Challenge >> Each line that holds the word "tutorials" counts once. Give the total number of such lines and nothing else.

(Data records)
——————
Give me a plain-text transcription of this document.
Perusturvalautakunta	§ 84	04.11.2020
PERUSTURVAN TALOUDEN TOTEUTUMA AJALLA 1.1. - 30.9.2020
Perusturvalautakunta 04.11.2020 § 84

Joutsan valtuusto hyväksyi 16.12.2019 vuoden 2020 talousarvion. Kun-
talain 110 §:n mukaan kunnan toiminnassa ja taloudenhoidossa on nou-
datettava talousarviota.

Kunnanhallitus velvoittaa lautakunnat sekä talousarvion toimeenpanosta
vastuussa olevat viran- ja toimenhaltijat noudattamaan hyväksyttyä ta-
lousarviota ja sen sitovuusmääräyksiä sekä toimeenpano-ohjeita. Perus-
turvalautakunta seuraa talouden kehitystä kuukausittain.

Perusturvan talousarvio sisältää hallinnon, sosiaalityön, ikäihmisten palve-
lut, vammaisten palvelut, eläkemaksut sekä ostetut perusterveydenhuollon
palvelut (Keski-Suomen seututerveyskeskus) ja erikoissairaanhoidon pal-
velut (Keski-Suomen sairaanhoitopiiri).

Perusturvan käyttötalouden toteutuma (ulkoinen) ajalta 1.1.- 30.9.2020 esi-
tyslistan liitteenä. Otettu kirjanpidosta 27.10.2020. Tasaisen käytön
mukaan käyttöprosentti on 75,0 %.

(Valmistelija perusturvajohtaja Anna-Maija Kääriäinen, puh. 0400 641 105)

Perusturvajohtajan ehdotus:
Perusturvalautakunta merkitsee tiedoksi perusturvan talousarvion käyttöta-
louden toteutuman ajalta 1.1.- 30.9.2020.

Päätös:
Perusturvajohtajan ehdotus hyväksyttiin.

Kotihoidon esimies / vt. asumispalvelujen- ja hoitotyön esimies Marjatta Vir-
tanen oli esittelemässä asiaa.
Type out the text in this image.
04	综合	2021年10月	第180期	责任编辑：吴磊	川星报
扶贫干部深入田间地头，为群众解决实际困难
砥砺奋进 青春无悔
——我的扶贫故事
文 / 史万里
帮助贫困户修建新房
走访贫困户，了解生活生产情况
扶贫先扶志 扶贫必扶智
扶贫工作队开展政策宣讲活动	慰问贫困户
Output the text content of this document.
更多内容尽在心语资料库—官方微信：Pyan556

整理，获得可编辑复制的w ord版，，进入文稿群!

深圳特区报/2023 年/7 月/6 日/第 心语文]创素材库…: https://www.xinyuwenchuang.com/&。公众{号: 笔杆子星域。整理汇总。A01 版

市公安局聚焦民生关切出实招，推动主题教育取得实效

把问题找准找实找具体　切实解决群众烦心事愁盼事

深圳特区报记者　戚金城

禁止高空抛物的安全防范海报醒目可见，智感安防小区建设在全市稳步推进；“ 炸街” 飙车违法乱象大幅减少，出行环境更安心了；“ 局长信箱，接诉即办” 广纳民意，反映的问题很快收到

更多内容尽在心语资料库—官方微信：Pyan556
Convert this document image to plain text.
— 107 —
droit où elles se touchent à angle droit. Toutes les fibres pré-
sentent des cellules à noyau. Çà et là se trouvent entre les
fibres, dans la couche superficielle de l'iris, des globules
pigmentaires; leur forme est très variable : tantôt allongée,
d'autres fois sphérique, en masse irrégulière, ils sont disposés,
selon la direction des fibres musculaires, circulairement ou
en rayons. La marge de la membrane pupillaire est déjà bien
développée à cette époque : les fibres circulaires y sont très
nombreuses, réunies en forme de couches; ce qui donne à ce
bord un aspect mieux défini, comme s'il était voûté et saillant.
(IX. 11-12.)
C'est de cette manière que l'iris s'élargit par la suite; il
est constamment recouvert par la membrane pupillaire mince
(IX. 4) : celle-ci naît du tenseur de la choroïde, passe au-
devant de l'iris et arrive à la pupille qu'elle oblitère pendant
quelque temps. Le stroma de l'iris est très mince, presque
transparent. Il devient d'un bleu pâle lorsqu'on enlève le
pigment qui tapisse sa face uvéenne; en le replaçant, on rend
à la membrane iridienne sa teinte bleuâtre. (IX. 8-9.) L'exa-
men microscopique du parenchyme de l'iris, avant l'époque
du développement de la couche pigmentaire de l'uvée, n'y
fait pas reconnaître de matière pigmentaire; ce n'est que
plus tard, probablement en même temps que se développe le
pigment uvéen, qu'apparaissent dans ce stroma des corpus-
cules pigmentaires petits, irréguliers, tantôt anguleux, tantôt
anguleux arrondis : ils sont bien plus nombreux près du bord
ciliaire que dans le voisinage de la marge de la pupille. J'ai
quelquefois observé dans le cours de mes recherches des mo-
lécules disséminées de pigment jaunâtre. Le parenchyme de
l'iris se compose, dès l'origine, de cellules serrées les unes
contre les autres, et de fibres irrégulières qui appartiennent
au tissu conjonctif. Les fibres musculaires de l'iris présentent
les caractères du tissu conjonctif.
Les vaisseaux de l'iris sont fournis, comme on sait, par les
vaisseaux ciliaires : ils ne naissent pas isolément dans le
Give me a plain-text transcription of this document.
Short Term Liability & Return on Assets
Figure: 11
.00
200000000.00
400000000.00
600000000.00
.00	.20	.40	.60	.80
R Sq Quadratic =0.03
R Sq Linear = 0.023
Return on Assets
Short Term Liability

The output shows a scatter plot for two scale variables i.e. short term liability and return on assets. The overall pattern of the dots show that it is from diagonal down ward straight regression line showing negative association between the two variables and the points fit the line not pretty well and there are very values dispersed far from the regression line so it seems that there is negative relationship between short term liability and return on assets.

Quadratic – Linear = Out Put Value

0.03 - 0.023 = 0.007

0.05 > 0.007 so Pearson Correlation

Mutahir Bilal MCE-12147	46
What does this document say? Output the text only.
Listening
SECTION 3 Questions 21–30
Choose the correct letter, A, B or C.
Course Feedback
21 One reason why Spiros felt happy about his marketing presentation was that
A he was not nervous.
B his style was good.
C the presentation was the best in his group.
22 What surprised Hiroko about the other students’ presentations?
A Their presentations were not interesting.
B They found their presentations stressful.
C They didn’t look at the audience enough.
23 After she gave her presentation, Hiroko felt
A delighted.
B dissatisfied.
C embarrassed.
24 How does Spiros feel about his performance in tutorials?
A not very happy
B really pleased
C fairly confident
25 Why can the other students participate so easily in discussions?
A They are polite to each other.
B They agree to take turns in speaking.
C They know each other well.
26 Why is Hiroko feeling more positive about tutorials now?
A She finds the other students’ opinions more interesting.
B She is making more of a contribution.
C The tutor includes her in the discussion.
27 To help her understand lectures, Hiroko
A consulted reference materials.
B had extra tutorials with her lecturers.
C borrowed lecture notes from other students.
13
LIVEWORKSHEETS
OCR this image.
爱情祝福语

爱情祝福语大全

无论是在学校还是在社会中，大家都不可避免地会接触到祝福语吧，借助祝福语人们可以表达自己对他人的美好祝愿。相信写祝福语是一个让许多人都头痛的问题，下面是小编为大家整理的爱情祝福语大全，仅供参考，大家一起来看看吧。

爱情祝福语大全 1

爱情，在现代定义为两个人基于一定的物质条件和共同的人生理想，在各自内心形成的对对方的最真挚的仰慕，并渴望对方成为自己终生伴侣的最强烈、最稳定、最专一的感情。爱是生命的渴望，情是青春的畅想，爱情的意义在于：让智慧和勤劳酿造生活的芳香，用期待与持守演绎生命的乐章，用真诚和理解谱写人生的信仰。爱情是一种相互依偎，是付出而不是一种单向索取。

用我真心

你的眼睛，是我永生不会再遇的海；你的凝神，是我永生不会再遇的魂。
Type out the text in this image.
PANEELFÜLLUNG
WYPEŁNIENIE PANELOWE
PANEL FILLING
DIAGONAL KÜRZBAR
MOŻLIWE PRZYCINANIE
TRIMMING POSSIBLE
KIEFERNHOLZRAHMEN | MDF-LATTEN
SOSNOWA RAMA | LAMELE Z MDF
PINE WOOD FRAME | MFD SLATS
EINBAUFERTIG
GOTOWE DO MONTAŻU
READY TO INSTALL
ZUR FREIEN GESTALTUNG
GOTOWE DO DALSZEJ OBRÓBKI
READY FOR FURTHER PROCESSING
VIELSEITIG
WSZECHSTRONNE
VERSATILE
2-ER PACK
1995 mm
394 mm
——————
Answer >> 3